LitStack Review: ‘Visible City’ by Tova Mirvis

by Tee Tate

Visible CityTova Mirvis VisibleCity
Tova Mirvis
Houghton Mifflin Harcourt
ISBN: 978-0-544-04774-7

Despite living in a city of over eight million people, the characters in Tova Mirvis’s recently released novel, Visible City, feel utterly alone. Set in a New York City neighborhood, Mirvis masterfully weaves the lives of her characters together through random encounters and circumstances.

Nina is a stay-at-home mom of two young children. She once held a promising career as an attorney, but now she battles dissatisfaction and loneliness. She’s married to Jeremy, a real estate lawyer who miserably spends all his hours at the office. Nina entertains herself by spying on her unsuspecting neighbors in the building across the street. Through the window with her young son’s Fisher-Price binoculars, she watches Leon and Claudia spend their evenings together quietly and peacefully. Nina finds their existence idyllic, but she doesn’t realize, they are as lonely as she and Jeremy.

She had tried to escape her own life by immersing herself inside the lives of others. If she didn’t seek refuge in other people’s lives, what would she finally see?

Leon is a psychiatrist. Claudia is an art history professor, but her life’s passion focuses on the work of stained glass artist John LaFarge. Specifically, she is convinced that one of his greatest masterpieces is missing and she is desperate to find it. The couple’s young adult daughter Emma has recently moved back in with them while recovering from a foot injury. Emma sits at a crossroads in her life and searches for direction, unsure of her fiancé, her education, and her future.

Over the course of a few days, the criss-crossing of the characters’ lives begins. Nina meets Leon at a café. Jeremy meets Claudia at the library. Emma begins babysitting Nina’s children. The merest interaction with a stranger on a street corner proves pivotal. With a passel of other fascinating characters, Mirvis creates a series of events that leads to a climactic and unexpected plot twist.

▸ **TASK REQUIREMENTS**:
[1] Name every character from the novel whose name appears in the review of Visible City.
[2] Write the next part of the review of Visible City, picking up after its final sentence.

▸ **DATA RECORDS**:
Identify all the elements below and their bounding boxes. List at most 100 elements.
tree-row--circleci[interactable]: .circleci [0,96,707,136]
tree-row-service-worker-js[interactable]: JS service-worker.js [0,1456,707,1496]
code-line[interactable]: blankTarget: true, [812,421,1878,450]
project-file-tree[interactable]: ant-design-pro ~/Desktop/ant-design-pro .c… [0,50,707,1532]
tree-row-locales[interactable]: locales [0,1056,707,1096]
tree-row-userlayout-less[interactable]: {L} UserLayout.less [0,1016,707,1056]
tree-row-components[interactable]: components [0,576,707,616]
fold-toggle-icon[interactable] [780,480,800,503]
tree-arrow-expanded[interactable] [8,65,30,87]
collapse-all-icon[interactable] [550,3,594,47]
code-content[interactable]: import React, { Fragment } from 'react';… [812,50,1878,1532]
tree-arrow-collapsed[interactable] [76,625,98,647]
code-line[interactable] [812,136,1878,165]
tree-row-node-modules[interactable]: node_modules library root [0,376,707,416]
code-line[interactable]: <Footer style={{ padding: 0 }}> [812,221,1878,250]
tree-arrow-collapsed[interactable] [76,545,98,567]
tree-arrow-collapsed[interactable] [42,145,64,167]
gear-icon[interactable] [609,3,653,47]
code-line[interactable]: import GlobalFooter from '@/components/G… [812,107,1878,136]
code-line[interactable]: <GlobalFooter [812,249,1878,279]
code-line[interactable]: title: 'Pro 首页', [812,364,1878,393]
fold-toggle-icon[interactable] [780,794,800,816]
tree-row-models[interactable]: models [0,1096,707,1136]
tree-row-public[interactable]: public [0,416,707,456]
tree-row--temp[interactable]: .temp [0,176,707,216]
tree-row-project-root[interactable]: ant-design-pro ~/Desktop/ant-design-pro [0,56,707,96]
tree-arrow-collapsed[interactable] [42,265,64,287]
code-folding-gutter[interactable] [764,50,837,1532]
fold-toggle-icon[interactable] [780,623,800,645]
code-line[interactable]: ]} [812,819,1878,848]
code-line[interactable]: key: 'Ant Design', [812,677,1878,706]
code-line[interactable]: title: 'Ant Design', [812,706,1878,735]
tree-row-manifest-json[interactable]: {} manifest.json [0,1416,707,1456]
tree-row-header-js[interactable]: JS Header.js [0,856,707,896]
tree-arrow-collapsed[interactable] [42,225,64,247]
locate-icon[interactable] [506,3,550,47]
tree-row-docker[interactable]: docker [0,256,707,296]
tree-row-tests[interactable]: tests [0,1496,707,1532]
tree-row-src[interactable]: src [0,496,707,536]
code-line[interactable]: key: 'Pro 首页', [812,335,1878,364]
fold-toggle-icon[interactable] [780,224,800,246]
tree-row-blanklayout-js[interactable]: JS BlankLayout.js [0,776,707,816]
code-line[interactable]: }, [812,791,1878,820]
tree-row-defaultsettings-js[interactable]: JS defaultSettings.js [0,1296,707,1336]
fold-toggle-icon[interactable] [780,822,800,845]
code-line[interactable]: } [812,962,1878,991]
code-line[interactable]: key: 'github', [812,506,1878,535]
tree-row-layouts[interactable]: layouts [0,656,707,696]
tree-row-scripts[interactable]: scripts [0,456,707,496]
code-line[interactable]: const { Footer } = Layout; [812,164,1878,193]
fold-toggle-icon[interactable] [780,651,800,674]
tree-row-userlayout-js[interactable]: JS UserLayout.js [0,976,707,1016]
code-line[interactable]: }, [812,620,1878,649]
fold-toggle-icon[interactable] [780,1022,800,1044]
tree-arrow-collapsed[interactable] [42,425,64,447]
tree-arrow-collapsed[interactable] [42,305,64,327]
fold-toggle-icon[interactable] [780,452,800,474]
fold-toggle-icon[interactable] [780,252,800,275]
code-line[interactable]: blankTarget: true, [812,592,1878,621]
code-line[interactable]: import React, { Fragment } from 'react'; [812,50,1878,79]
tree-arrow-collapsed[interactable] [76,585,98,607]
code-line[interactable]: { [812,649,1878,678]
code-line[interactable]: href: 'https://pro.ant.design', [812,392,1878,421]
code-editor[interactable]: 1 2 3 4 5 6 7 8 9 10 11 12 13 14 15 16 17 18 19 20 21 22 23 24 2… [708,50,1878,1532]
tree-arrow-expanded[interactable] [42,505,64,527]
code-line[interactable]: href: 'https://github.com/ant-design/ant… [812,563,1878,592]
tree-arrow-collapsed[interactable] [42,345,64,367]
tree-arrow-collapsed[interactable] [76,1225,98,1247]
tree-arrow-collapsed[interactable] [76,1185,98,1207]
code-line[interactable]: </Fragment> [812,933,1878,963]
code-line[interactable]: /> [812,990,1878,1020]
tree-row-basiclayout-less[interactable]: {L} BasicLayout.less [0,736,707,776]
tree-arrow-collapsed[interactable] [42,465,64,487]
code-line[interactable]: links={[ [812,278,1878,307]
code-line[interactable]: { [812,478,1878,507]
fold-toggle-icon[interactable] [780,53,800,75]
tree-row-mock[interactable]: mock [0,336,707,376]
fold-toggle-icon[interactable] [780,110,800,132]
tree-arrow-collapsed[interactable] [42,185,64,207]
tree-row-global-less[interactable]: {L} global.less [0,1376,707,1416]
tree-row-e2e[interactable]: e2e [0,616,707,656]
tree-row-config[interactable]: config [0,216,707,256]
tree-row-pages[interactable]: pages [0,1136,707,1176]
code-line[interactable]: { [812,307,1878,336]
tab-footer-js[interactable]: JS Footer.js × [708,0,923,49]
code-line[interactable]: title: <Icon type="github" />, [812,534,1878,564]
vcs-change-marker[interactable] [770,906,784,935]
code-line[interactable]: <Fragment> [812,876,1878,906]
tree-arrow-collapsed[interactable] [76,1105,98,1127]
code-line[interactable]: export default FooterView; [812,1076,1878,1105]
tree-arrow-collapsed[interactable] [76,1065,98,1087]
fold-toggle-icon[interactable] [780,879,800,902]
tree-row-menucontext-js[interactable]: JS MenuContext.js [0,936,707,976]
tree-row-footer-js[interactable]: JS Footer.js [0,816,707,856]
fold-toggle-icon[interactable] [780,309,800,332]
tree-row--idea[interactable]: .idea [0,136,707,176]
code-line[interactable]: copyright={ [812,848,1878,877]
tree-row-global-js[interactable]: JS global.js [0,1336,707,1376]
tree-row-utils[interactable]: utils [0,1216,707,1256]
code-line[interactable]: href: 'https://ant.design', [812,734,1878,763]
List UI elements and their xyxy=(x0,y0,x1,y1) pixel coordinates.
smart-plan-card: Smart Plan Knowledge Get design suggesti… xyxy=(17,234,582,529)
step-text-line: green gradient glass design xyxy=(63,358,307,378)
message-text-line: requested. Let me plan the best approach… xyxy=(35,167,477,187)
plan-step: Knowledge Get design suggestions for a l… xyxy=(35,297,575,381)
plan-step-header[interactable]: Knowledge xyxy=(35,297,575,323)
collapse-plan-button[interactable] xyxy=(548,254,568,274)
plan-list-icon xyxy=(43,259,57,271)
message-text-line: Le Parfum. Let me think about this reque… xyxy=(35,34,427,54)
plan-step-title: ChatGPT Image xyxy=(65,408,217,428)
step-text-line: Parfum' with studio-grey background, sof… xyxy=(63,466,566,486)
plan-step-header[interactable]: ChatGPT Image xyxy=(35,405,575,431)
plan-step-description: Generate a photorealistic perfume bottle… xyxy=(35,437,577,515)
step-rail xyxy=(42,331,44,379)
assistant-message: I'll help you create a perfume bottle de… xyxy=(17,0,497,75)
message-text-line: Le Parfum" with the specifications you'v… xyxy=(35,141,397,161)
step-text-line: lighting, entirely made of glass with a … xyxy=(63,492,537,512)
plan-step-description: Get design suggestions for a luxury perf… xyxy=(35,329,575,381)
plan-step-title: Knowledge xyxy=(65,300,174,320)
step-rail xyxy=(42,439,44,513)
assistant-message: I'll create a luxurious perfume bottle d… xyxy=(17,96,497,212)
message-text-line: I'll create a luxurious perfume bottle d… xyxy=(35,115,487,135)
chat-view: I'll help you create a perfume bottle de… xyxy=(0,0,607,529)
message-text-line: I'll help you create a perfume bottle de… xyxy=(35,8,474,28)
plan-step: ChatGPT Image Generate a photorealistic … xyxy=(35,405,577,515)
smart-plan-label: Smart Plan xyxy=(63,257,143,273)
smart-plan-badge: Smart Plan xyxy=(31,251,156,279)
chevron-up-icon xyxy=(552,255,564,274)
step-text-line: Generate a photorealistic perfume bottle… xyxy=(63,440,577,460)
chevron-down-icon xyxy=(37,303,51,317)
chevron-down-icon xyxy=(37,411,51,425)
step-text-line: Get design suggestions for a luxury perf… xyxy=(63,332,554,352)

▸ **ANSWERS TO THE PROBLEMS**:
[1] Nina, Jeremy, Leon, Claudia, Emma

[2]
At its core, this story is about relationships. Relationships are difficult and messy and require incredible amounts of work to sustain. What ties all of these characters together is an overarching sense of loneliness and lack of purpose. Near the end of the story, when all seems lost, Leon contemplates the state of his marriage.

For how long had he and Claudia mistaken silence for companionship, how long had loneliness been dressed up to look like anything but? Now that he felt the loneliness, it was hard to bear for a single moment, yet he had borne it unknowingly all these years.

Why do people remain in the rut of an isolated existence? Claudia, too, ponders their predicament.

She had once conjured a city that opened itself up, the streets leading to wooded trails that would take her into green pastures, but those had closed down not because of the noise of the streets but the sadness inside her. So many people stayed where they were because they thought that was the only option.

Georgia’s Cakes, a popular café, plays a prominent role in the novel. In this story, cake is often portrayed as a panacea for the loneliness. I feel the cake represented the characters’ longing and search for satisfaction and/or self-indulgent guilty pleasures.

Claudia’s search for the missing LaFarge window represents the human desire for purpose and satisfaction. So often, treasures can exist so close to us, but they remain hidden. They may be there all along, yet we never see them. A wall blocks our view – a wall that we would knock down, if only we knew how or had that much motivation.

Visible City is a beautifully-written and poignant novel. Highly recommended for readers who enjoy literary fiction with strong interesting characters.